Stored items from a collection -
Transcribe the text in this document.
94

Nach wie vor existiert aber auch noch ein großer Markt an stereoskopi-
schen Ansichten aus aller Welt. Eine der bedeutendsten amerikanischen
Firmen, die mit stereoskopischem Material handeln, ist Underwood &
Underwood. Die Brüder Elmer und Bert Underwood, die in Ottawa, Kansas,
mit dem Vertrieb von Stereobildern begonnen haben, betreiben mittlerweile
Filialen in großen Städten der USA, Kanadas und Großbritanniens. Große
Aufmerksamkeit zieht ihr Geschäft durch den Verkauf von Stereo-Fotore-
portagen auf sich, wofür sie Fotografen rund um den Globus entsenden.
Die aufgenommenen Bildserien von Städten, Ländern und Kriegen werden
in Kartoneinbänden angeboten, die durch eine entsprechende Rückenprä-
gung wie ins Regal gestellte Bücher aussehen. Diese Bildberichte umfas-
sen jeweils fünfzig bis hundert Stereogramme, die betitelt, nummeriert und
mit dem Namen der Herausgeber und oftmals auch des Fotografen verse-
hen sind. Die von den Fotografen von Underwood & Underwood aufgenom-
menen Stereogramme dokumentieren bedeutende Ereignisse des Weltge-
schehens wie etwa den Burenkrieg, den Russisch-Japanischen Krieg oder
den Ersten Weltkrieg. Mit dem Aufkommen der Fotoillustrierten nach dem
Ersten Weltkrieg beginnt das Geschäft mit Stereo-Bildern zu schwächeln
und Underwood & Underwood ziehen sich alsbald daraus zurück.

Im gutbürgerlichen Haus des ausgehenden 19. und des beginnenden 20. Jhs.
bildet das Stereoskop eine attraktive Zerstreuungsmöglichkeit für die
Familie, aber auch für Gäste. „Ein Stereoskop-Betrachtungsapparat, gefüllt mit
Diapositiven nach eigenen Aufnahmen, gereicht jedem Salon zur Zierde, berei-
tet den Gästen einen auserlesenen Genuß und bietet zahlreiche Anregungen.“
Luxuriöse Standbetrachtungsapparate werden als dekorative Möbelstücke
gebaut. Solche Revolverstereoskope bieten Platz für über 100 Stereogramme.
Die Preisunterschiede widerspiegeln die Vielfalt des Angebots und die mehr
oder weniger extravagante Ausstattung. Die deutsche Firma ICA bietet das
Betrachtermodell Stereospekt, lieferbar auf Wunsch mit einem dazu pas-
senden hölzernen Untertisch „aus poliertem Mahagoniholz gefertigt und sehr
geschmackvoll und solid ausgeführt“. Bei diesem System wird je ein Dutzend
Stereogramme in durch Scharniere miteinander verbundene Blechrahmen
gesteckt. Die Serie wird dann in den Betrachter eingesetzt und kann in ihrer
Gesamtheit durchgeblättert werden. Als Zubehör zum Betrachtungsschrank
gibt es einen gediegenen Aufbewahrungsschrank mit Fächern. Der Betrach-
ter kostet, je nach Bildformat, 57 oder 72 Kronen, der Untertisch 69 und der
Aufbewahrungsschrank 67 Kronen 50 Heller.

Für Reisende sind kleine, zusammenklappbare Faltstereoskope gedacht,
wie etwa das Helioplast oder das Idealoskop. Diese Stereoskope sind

EXERCISE - What is the number of lines in the data that hold the word "Ersten"? Reply with that number and nothing else.

YOUR SOLUTION - 2